■ DATA EXTRACT

[Begin]

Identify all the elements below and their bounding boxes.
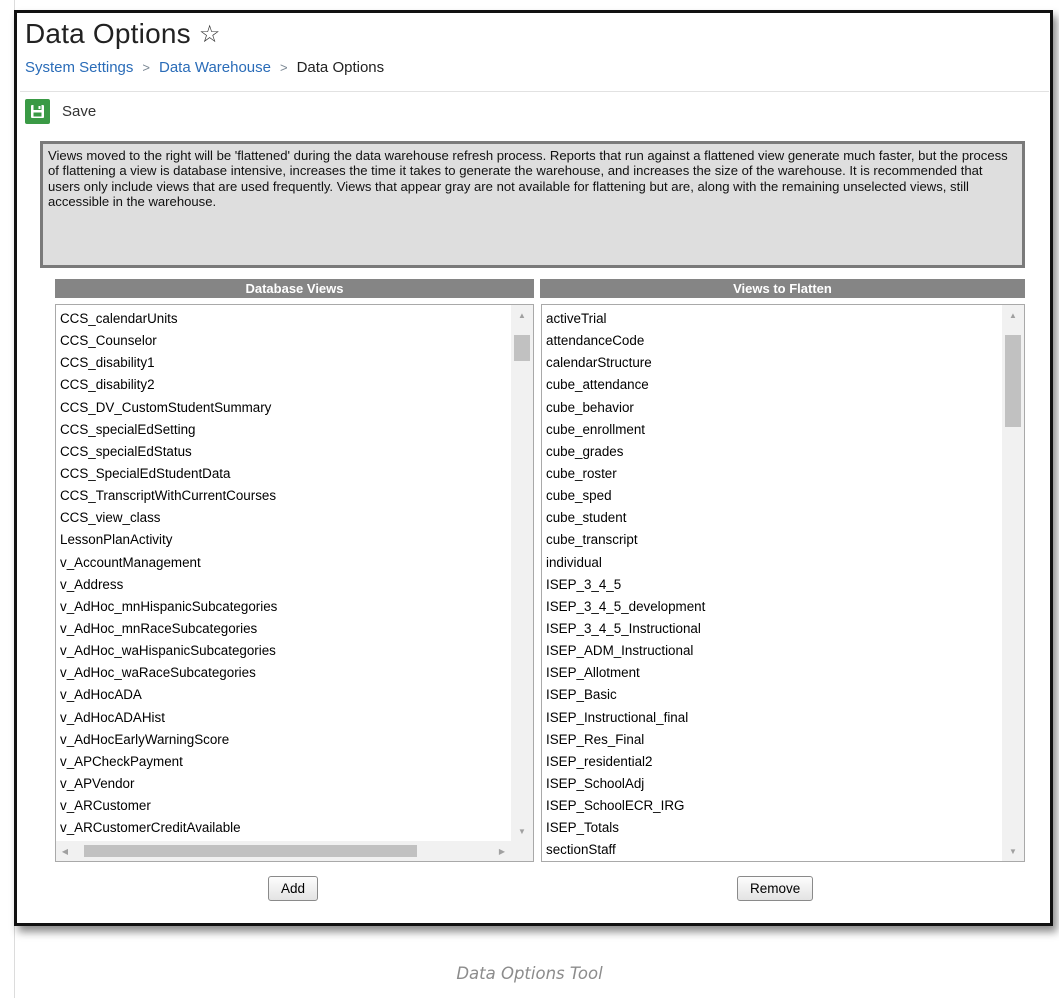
list-item[interactable]: CCS_Counselor <box>60 330 511 352</box>
page-title: Data Options ☆ <box>25 18 221 50</box>
database-views-list[interactable]: CCS_calendarUnits CCS_Counselor CCS_disabi… <box>55 304 534 862</box>
list-item[interactable]: CCS_specialEdSetting <box>60 419 511 441</box>
list-item[interactable]: v_AdHocADA <box>60 684 511 706</box>
list-item[interactable]: v_AdHoc_waHispanicSubcategories <box>60 640 511 662</box>
scroll-right-icon[interactable]: ▶ <box>493 841 511 861</box>
list-item[interactable]: cube_transcript <box>546 529 1002 551</box>
list-item[interactable]: ISEP_SchoolECR_IRG <box>546 795 1002 817</box>
list-item[interactable]: cube_behavior <box>546 397 1002 419</box>
list-item[interactable]: v_AccountManagement <box>60 552 511 574</box>
scroll-up-icon[interactable]: ▲ <box>1002 305 1024 325</box>
list-item[interactable]: v_APCheckPayment <box>60 751 511 773</box>
floppy-disk-icon[interactable] <box>25 99 50 124</box>
list-item[interactable]: ISEP_Instructional_final <box>546 707 1002 729</box>
list-item[interactable]: ISEP_Allotment <box>546 662 1002 684</box>
database-views-header: Database Views <box>55 279 534 298</box>
database-views-vertical-scrollbar[interactable]: ▲ ▼ <box>511 305 533 841</box>
list-item[interactable]: CCS_view_class <box>60 507 511 529</box>
list-item[interactable]: ISEP_Basic <box>546 684 1002 706</box>
list-item[interactable]: LessonPlanActivity <box>60 529 511 551</box>
scroll-down-icon[interactable]: ▼ <box>1002 841 1024 861</box>
list-item[interactable]: v_ARCustomerCreditAvailable <box>60 817 511 839</box>
views-to-flatten-vertical-scrollbar[interactable]: ▲ ▼ <box>1002 305 1024 861</box>
views-to-flatten-list[interactable]: activeTrial attendanceCode calendarStructu… <box>541 304 1025 862</box>
list-item[interactable]: ISEP_SchoolAdj <box>546 773 1002 795</box>
breadcrumb-data-warehouse[interactable]: Data Warehouse <box>159 59 271 76</box>
list-item[interactable]: cube_enrollment <box>546 419 1002 441</box>
list-item[interactable]: CCS_calendarUnits <box>60 308 511 330</box>
list-item[interactable]: cube_grades <box>546 441 1002 463</box>
scroll-thumb[interactable] <box>514 335 530 361</box>
toolbar: Save <box>25 99 96 124</box>
list-item[interactable]: v_AdHoc_mnHispanicSubcategories <box>60 596 511 618</box>
list-item[interactable]: cube_sped <box>546 485 1002 507</box>
list-item[interactable]: ISEP_3_4_5_development <box>546 596 1002 618</box>
header-divider <box>20 91 1049 92</box>
list-item[interactable]: calendarStructure <box>546 352 1002 374</box>
breadcrumb-system-settings[interactable]: System Settings <box>25 59 133 76</box>
list-item[interactable]: v_AdHoc_mnRaceSubcategories <box>60 618 511 640</box>
scroll-left-icon[interactable]: ◀ <box>56 841 74 861</box>
breadcrumb-separator: > <box>280 60 288 75</box>
database-views-horizontal-scrollbar[interactable]: ◀ ▶ <box>56 841 533 861</box>
figure-caption: Data Options Tool <box>456 964 603 983</box>
breadcrumb-separator: > <box>142 60 150 75</box>
list-item[interactable]: individual <box>546 552 1002 574</box>
scroll-thumb[interactable] <box>84 845 417 857</box>
list-item[interactable]: cube_student <box>546 507 1002 529</box>
save-button[interactable]: Save <box>62 103 96 120</box>
page-title-text: Data Options <box>25 18 191 49</box>
list-item[interactable]: ISEP_3_4_5_Instructional <box>546 618 1002 640</box>
views-to-flatten-header: Views to Flatten <box>540 279 1025 298</box>
list-item[interactable]: sectionStaff <box>546 839 1002 861</box>
remove-button[interactable]: Remove <box>737 876 814 901</box>
list-item[interactable]: v_AdHocEarlyWarningScore <box>60 729 511 751</box>
breadcrumb: System Settings > Data Warehouse > Data … <box>25 59 384 76</box>
list-item[interactable]: attendanceCode <box>546 330 1002 352</box>
list-item[interactable]: CCS_SpecialEdStudentData <box>60 463 511 485</box>
list-item[interactable]: cube_roster <box>546 463 1002 485</box>
views-to-flatten-items: activeTrial attendanceCode calendarStructu… <box>546 308 1002 861</box>
list-item[interactable]: v_AdHocADAHist <box>60 707 511 729</box>
database-views-items: CCS_calendarUnits CCS_Counselor CCS_disabi… <box>60 308 511 839</box>
list-item[interactable]: ISEP_residential2 <box>546 751 1002 773</box>
flatten-notice: Views moved to the right will be 'flatte… <box>40 141 1025 268</box>
list-item[interactable]: v_APVendor <box>60 773 511 795</box>
breadcrumb-current: Data Options <box>296 59 385 76</box>
list-item[interactable]: v_Address <box>60 574 511 596</box>
list-item[interactable]: cube_attendance <box>546 374 1002 396</box>
scroll-up-icon[interactable]: ▲ <box>511 305 533 325</box>
star-outline-icon[interactable]: ☆ <box>199 23 221 47</box>
list-item[interactable]: CCS_specialEdStatus <box>60 441 511 463</box>
list-item[interactable]: CCS_DV_CustomStudentSummary <box>60 397 511 419</box>
scroll-down-icon[interactable]: ▼ <box>511 821 533 841</box>
list-item[interactable]: ISEP_3_4_5 <box>546 574 1002 596</box>
list-item[interactable]: CCS_TranscriptWithCurrentCourses <box>60 485 511 507</box>
list-item[interactable]: ISEP_ADM_Instructional <box>546 640 1002 662</box>
list-item[interactable]: CCS_disability2 <box>60 374 511 396</box>
list-item[interactable]: ISEP_Res_Final <box>546 729 1002 751</box>
list-item[interactable]: v_ARCustomer <box>60 795 511 817</box>
add-button[interactable]: Add <box>268 876 319 901</box>
list-item[interactable]: activeTrial <box>546 308 1002 330</box>
scroll-thumb[interactable] <box>1005 335 1021 427</box>
list-item[interactable]: ISEP_Totals <box>546 817 1002 839</box>
list-item[interactable]: v_AdHoc_waRaceSubcategories <box>60 662 511 684</box>
list-item[interactable]: CCS_disability1 <box>60 352 511 374</box>
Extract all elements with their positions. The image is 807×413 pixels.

[End]

■ TO DO
Rewrite all the rows above, replacing "list-item" with "list-entry" and leaving everything else unchanged. Leave the pictures out.

■ SOLUTION TO THIS PROBLEM
Identify all the elements below and their bounding boxes.
list-entry[interactable]: CCS_Counselor <box>60 330 511 352</box>
page-title: Data Options ☆ <box>25 18 221 50</box>
database-views-list[interactable]: CCS_calendarUnits CCS_Counselor CCS_disabi… <box>55 304 534 862</box>
list-entry[interactable]: CCS_specialEdSetting <box>60 419 511 441</box>
list-entry[interactable]: v_AdHocADA <box>60 684 511 706</box>
list-entry[interactable]: v_AdHoc_waHispanicSubcategories <box>60 640 511 662</box>
scroll-right-icon[interactable]: ▶ <box>493 841 511 861</box>
list-entry[interactable]: cube_transcript <box>546 529 1002 551</box>
list-entry[interactable]: ISEP_SchoolECR_IRG <box>546 795 1002 817</box>
list-entry[interactable]: cube_behavior <box>546 397 1002 419</box>
list-entry[interactable]: v_AccountManagement <box>60 552 511 574</box>
scroll-up-icon[interactable]: ▲ <box>1002 305 1024 325</box>
list-entry[interactable]: v_APCheckPayment <box>60 751 511 773</box>
floppy-disk-icon[interactable] <box>25 99 50 124</box>
list-entry[interactable]: ISEP_Instructional_final <box>546 707 1002 729</box>
list-entry[interactable]: ISEP_Allotment <box>546 662 1002 684</box>
database-views-header: Database Views <box>55 279 534 298</box>
database-views-vertical-scrollbar[interactable]: ▲ ▼ <box>511 305 533 841</box>
list-entry[interactable]: CCS_view_class <box>60 507 511 529</box>
list-entry[interactable]: ISEP_Basic <box>546 684 1002 706</box>
list-entry[interactable]: LessonPlanActivity <box>60 529 511 551</box>
scroll-down-icon[interactable]: ▼ <box>1002 841 1024 861</box>
list-entry[interactable]: v_ARCustomerCreditAvailable <box>60 817 511 839</box>
views-to-flatten-vertical-scrollbar[interactable]: ▲ ▼ <box>1002 305 1024 861</box>
views-to-flatten-list[interactable]: activeTrial attendanceCode calendarStructu… <box>541 304 1025 862</box>
list-entry[interactable]: ISEP_SchoolAdj <box>546 773 1002 795</box>
breadcrumb-data-warehouse[interactable]: Data Warehouse <box>159 59 271 76</box>
list-entry[interactable]: cube_enrollment <box>546 419 1002 441</box>
list-entry[interactable]: CCS_calendarUnits <box>60 308 511 330</box>
list-entry[interactable]: cube_grades <box>546 441 1002 463</box>
scroll-thumb[interactable] <box>514 335 530 361</box>
toolbar: Save <box>25 99 96 124</box>
list-entry[interactable]: v_AdHoc_mnHispanicSubcategories <box>60 596 511 618</box>
list-entry[interactable]: cube_sped <box>546 485 1002 507</box>
list-entry[interactable]: ISEP_3_4_5_development <box>546 596 1002 618</box>
header-divider <box>20 91 1049 92</box>
list-entry[interactable]: calendarStructure <box>546 352 1002 374</box>
breadcrumb-system-settings[interactable]: System Settings <box>25 59 133 76</box>
list-entry[interactable]: v_AdHoc_mnRaceSubcategories <box>60 618 511 640</box>
scroll-left-icon[interactable]: ◀ <box>56 841 74 861</box>
breadcrumb-separator: > <box>280 60 288 75</box>
database-views-horizontal-scrollbar[interactable]: ◀ ▶ <box>56 841 533 861</box>
figure-caption: Data Options Tool <box>456 964 603 983</box>
breadcrumb-separator: > <box>142 60 150 75</box>
list-entry[interactable]: individual <box>546 552 1002 574</box>
scroll-thumb[interactable] <box>84 845 417 857</box>
list-entry[interactable]: cube_student <box>546 507 1002 529</box>
save-button[interactable]: Save <box>62 103 96 120</box>
page-title-text: Data Options <box>25 18 191 49</box>
list-entry[interactable]: ISEP_3_4_5_Instructional <box>546 618 1002 640</box>
views-to-flatten-header: Views to Flatten <box>540 279 1025 298</box>
list-entry[interactable]: sectionStaff <box>546 839 1002 861</box>
remove-button[interactable]: Remove <box>737 876 814 901</box>
list-entry[interactable]: v_AdHocEarlyWarningScore <box>60 729 511 751</box>
breadcrumb: System Settings > Data Warehouse > Data … <box>25 59 384 76</box>
list-entry[interactable]: attendanceCode <box>546 330 1002 352</box>
list-entry[interactable]: CCS_SpecialEdStudentData <box>60 463 511 485</box>
list-entry[interactable]: cube_roster <box>546 463 1002 485</box>
views-to-flatten-items: activeTrial attendanceCode calendarStructu… <box>546 308 1002 861</box>
list-entry[interactable]: v_AdHocADAHist <box>60 707 511 729</box>
database-views-items: CCS_calendarUnits CCS_Counselor CCS_disabi… <box>60 308 511 839</box>
list-entry[interactable]: ISEP_residential2 <box>546 751 1002 773</box>
flatten-notice: Views moved to the right will be 'flatte… <box>40 141 1025 268</box>
list-entry[interactable]: v_APVendor <box>60 773 511 795</box>
breadcrumb-current: Data Options <box>296 59 385 76</box>
list-entry[interactable]: v_Address <box>60 574 511 596</box>
list-entry[interactable]: cube_attendance <box>546 374 1002 396</box>
scroll-up-icon[interactable]: ▲ <box>511 305 533 325</box>
star-outline-icon[interactable]: ☆ <box>199 23 221 47</box>
list-entry[interactable]: CCS_specialEdStatus <box>60 441 511 463</box>
list-entry[interactable]: CCS_DV_CustomStudentSummary <box>60 397 511 419</box>
scroll-down-icon[interactable]: ▼ <box>511 821 533 841</box>
list-entry[interactable]: ISEP_3_4_5 <box>546 574 1002 596</box>
list-entry[interactable]: CCS_TranscriptWithCurrentCourses <box>60 485 511 507</box>
list-entry[interactable]: ISEP_ADM_Instructional <box>546 640 1002 662</box>
list-entry[interactable]: CCS_disability2 <box>60 374 511 396</box>
list-entry[interactable]: ISEP_Res_Final <box>546 729 1002 751</box>
list-entry[interactable]: v_ARCustomer <box>60 795 511 817</box>
add-button[interactable]: Add <box>268 876 319 901</box>
list-entry[interactable]: activeTrial <box>546 308 1002 330</box>
scroll-thumb[interactable] <box>1005 335 1021 427</box>
list-entry[interactable]: ISEP_Totals <box>546 817 1002 839</box>
list-entry[interactable]: v_AdHoc_waRaceSubcategories <box>60 662 511 684</box>
list-entry[interactable]: CCS_disability1 <box>60 352 511 374</box>
Extract all elements with their positions. The image is 807×413 pixels.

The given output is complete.